WRITTEN PROBLEM
Copy the data exactly; pictures stay out of the copy.

begin DATA

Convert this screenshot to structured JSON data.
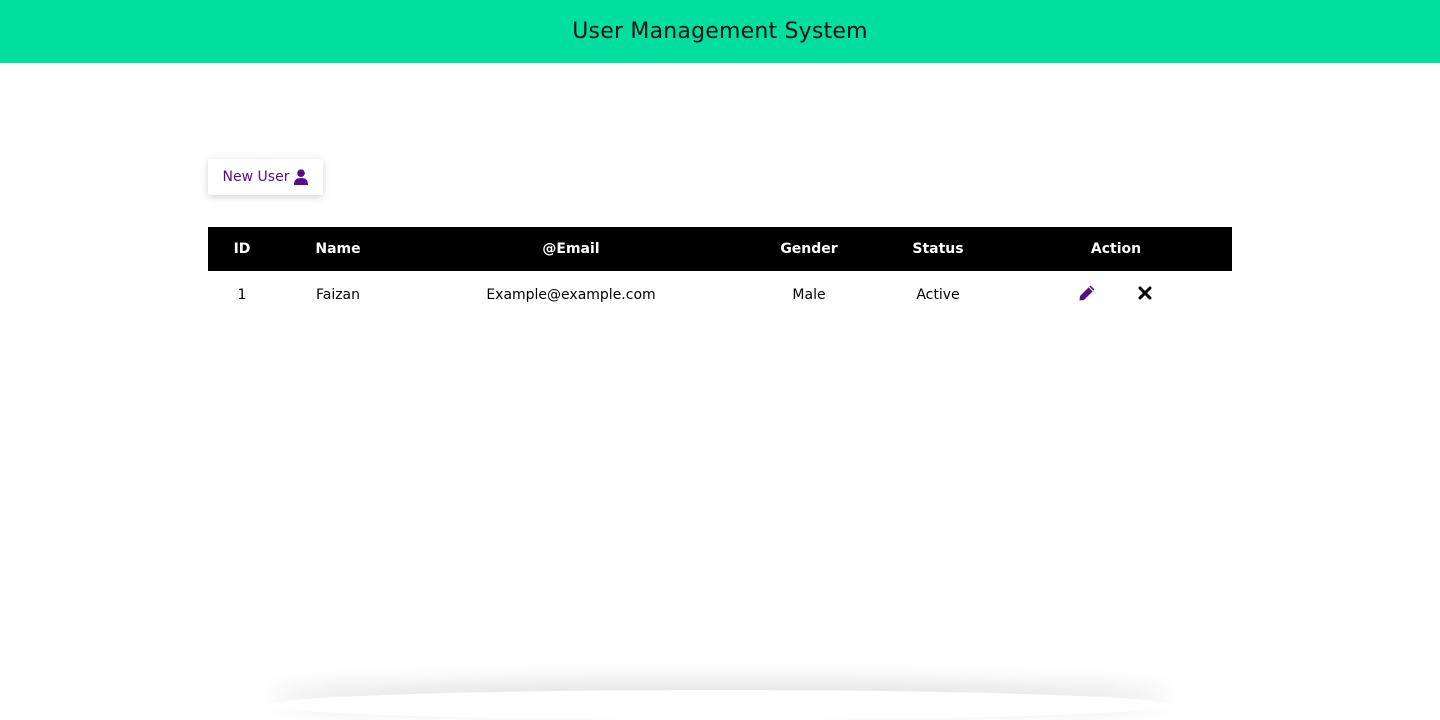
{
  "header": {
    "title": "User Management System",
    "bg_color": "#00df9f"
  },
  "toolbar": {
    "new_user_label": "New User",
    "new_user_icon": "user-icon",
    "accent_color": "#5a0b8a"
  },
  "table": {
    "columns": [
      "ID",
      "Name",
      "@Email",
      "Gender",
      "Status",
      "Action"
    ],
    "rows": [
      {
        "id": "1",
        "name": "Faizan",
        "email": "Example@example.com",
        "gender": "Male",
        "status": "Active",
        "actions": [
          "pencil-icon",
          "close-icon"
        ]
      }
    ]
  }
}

end DATA

FULL ANSWER
Convert this screenshot to structured JSON data.
{
  "header": {
    "title": "User Management System",
    "bg_color": "#00df9f"
  },
  "toolbar": {
    "new_user_label": "New User",
    "new_user_icon": "user-icon",
    "accent_color": "#5a0b8a"
  },
  "table": {
    "columns": [
      "ID",
      "Name",
      "@Email",
      "Gender",
      "Status",
      "Action"
    ],
    "rows": [
      {
        "id": "1",
        "name": "Faizan",
        "email": "Example@example.com",
        "gender": "Male",
        "status": "Active",
        "actions": [
          "pencil-icon",
          "close-icon"
        ]
      }
    ]
  }
}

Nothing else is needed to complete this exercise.